== Provided information ==

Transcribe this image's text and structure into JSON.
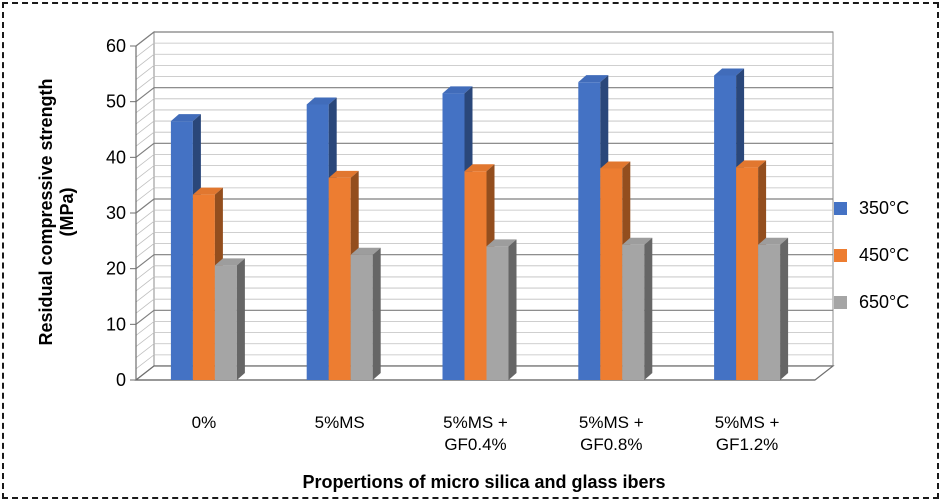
{
  "chart_data": {
    "type": "bar",
    "style": "3d-clustered-column",
    "title": "",
    "xlabel": "Propertions of micro silica and glass ibers",
    "ylabel": "Residual compressive strength (MPa)",
    "ylabel_lines": [
      "Residual compressive strength",
      "(MPa)"
    ],
    "ylim": [
      0,
      60
    ],
    "yticks": [
      "0",
      "10",
      "20",
      "30",
      "40",
      "50",
      "60"
    ],
    "grid": true,
    "legend_position": "right",
    "categories": [
      "0%",
      "5%MS",
      "5%MS + GF0.4%",
      "5%MS + GF0.8%",
      "5%MS + GF1.2%"
    ],
    "category_lines": [
      [
        "0%"
      ],
      [
        "5%MS"
      ],
      [
        "5%MS +",
        "GF0.4%"
      ],
      [
        "5%MS +",
        "GF0.8%"
      ],
      [
        "5%MS +",
        "GF1.2%"
      ]
    ],
    "series": [
      {
        "name": "350°C",
        "color": "#4472C4",
        "values": [
          46.5,
          49.5,
          51.5,
          53.5,
          54.7
        ]
      },
      {
        "name": "450°C",
        "color": "#ED7D31",
        "values": [
          33.3,
          36.3,
          37.5,
          38.0,
          38.2
        ]
      },
      {
        "name": "650°C",
        "color": "#A5A5A5",
        "values": [
          20.6,
          22.5,
          24.0,
          24.3,
          24.3
        ]
      }
    ]
  }
}
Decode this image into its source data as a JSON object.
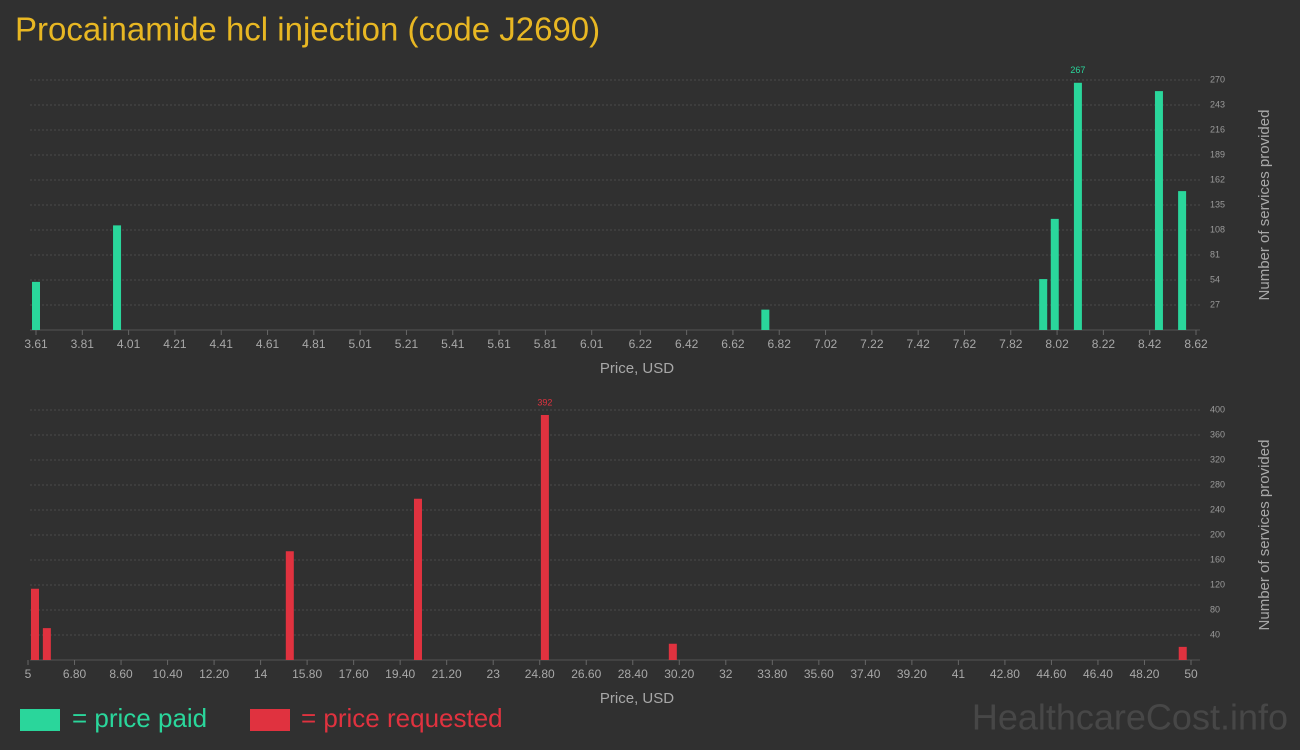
{
  "title": "Procainamide hcl injection (code J2690)",
  "watermark": "HealthcareCost.info",
  "chart_data": [
    {
      "type": "bar",
      "x_label": "Price, USD",
      "y_label": "Number of services provided",
      "x": [
        3.61,
        3.96,
        6.76,
        7.96,
        8.01,
        8.11,
        8.46,
        8.56
      ],
      "series": [
        {
          "name": "= price paid",
          "color": "#2ad69b",
          "values": [
            52,
            113,
            22,
            55,
            120,
            267,
            258,
            150
          ]
        }
      ],
      "xlim": [
        3.61,
        8.62
      ],
      "xticks": [
        3.61,
        3.81,
        4.01,
        4.21,
        4.41,
        4.61,
        4.81,
        5.01,
        5.21,
        5.41,
        5.61,
        5.81,
        6.01,
        6.22,
        6.42,
        6.62,
        6.82,
        7.02,
        7.22,
        7.42,
        7.62,
        7.82,
        8.02,
        8.22,
        8.42,
        8.62
      ],
      "ylim": [
        0,
        270
      ],
      "yticks": [
        27,
        54,
        81,
        108,
        135,
        162,
        189,
        216,
        243,
        270
      ],
      "grid": true
    },
    {
      "type": "bar",
      "x_label": "Price, USD",
      "y_label": "Number of services provided",
      "x": [
        5.27,
        5.73,
        15.13,
        20.09,
        25.0,
        29.95,
        49.68
      ],
      "series": [
        {
          "name": "= price requested",
          "color": "#e0323f",
          "values": [
            114,
            51,
            174,
            258,
            392,
            26,
            21
          ]
        }
      ],
      "xlim": [
        5,
        50
      ],
      "xticks": [
        5,
        {
          "value": 6.8,
          "label": "6.80"
        },
        {
          "value": 8.6,
          "label": "8.60"
        },
        {
          "value": 10.4,
          "label": "10.40"
        },
        {
          "value": 12.2,
          "label": "12.20"
        },
        14,
        {
          "value": 15.8,
          "label": "15.80"
        },
        {
          "value": 17.6,
          "label": "17.60"
        },
        {
          "value": 19.4,
          "label": "19.40"
        },
        {
          "value": 21.2,
          "label": "21.20"
        },
        23,
        {
          "value": 24.8,
          "label": "24.80"
        },
        {
          "value": 26.6,
          "label": "26.60"
        },
        {
          "value": 28.4,
          "label": "28.40"
        },
        {
          "value": 30.2,
          "label": "30.20"
        },
        32,
        {
          "value": 33.8,
          "label": "33.80"
        },
        {
          "value": 35.6,
          "label": "35.60"
        },
        {
          "value": 37.4,
          "label": "37.40"
        },
        {
          "value": 39.2,
          "label": "39.20"
        },
        41,
        {
          "value": 42.8,
          "label": "42.80"
        },
        {
          "value": 44.6,
          "label": "44.60"
        },
        {
          "value": 46.4,
          "label": "46.40"
        },
        {
          "value": 48.2,
          "label": "48.20"
        },
        50
      ],
      "ylim": [
        0,
        400
      ],
      "yticks": [
        40,
        80,
        120,
        160,
        200,
        240,
        280,
        320,
        360,
        400
      ],
      "grid": true
    }
  ]
}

===

# [Exercise description]
Each entry above is to be written out again unchanged, apart from the pictures, which are left out.

# [Finished answer]
Transcribe this image's text and structure into JSON.
{
  "chart_data": {
    "type": "bar",
    "style": "3d-clustered-column",
    "title": "",
    "xlabel": "Propertions of micro silica and glass ibers",
    "ylabel": "Residual compressive strength (MPa)",
    "ylabel_lines": [
      "Residual compressive strength",
      "(MPa)"
    ],
    "ylim": [
      0,
      60
    ],
    "yticks": [
      "0",
      "10",
      "20",
      "30",
      "40",
      "50",
      "60"
    ],
    "grid": true,
    "legend_position": "right",
    "categories": [
      "0%",
      "5%MS",
      "5%MS + GF0.4%",
      "5%MS + GF0.8%",
      "5%MS + GF1.2%"
    ],
    "category_lines": [
      [
        "0%"
      ],
      [
        "5%MS"
      ],
      [
        "5%MS +",
        "GF0.4%"
      ],
      [
        "5%MS +",
        "GF0.8%"
      ],
      [
        "5%MS +",
        "GF1.2%"
      ]
    ],
    "series": [
      {
        "name": "350°C",
        "color": "#4472C4",
        "values": [
          46.5,
          49.5,
          51.5,
          53.5,
          54.7
        ]
      },
      {
        "name": "450°C",
        "color": "#ED7D31",
        "values": [
          33.3,
          36.3,
          37.5,
          38.0,
          38.2
        ]
      },
      {
        "name": "650°C",
        "color": "#A5A5A5",
        "values": [
          20.6,
          22.5,
          24.0,
          24.3,
          24.3
        ]
      }
    ]
  }
}
Decode this image into its source data as a JSON object.
{
  "title": "Procainamide hcl injection (code J2690)",
  "watermark": "HealthcareCost.info",
  "chart_data": [
    {
      "type": "bar",
      "x_label": "Price, USD",
      "y_label": "Number of services provided",
      "x": [
        3.61,
        3.96,
        6.76,
        7.96,
        8.01,
        8.11,
        8.46,
        8.56
      ],
      "series": [
        {
          "name": "= price paid",
          "color": "#2ad69b",
          "values": [
            52,
            113,
            22,
            55,
            120,
            267,
            258,
            150
          ]
        }
      ],
      "xlim": [
        3.61,
        8.62
      ],
      "xticks": [
        3.61,
        3.81,
        4.01,
        4.21,
        4.41,
        4.61,
        4.81,
        5.01,
        5.21,
        5.41,
        5.61,
        5.81,
        6.01,
        6.22,
        6.42,
        6.62,
        6.82,
        7.02,
        7.22,
        7.42,
        7.62,
        7.82,
        8.02,
        8.22,
        8.42,
        8.62
      ],
      "ylim": [
        0,
        270
      ],
      "yticks": [
        27,
        54,
        81,
        108,
        135,
        162,
        189,
        216,
        243,
        270
      ],
      "grid": true
    },
    {
      "type": "bar",
      "x_label": "Price, USD",
      "y_label": "Number of services provided",
      "x": [
        5.27,
        5.73,
        15.13,
        20.09,
        25.0,
        29.95,
        49.68
      ],
      "series": [
        {
          "name": "= price requested",
          "color": "#e0323f",
          "values": [
            114,
            51,
            174,
            258,
            392,
            26,
            21
          ]
        }
      ],
      "xlim": [
        5,
        50
      ],
      "xticks": [
        5,
        {
          "value": 6.8,
          "label": "6.80"
        },
        {
          "value": 8.6,
          "label": "8.60"
        },
        {
          "value": 10.4,
          "label": "10.40"
        },
        {
          "value": 12.2,
          "label": "12.20"
        },
        14,
        {
          "value": 15.8,
          "label": "15.80"
        },
        {
          "value": 17.6,
          "label": "17.60"
        },
        {
          "value": 19.4,
          "label": "19.40"
        },
        {
          "value": 21.2,
          "label": "21.20"
        },
        23,
        {
          "value": 24.8,
          "label": "24.80"
        },
        {
          "value": 26.6,
          "label": "26.60"
        },
        {
          "value": 28.4,
          "label": "28.40"
        },
        {
          "value": 30.2,
          "label": "30.20"
        },
        32,
        {
          "value": 33.8,
          "label": "33.80"
        },
        {
          "value": 35.6,
          "label": "35.60"
        },
        {
          "value": 37.4,
          "label": "37.40"
        },
        {
          "value": 39.2,
          "label": "39.20"
        },
        41,
        {
          "value": 42.8,
          "label": "42.80"
        },
        {
          "value": 44.6,
          "label": "44.60"
        },
        {
          "value": 46.4,
          "label": "46.40"
        },
        {
          "value": 48.2,
          "label": "48.20"
        },
        50
      ],
      "ylim": [
        0,
        400
      ],
      "yticks": [
        40,
        80,
        120,
        160,
        200,
        240,
        280,
        320,
        360,
        400
      ],
      "grid": true
    }
  ]
}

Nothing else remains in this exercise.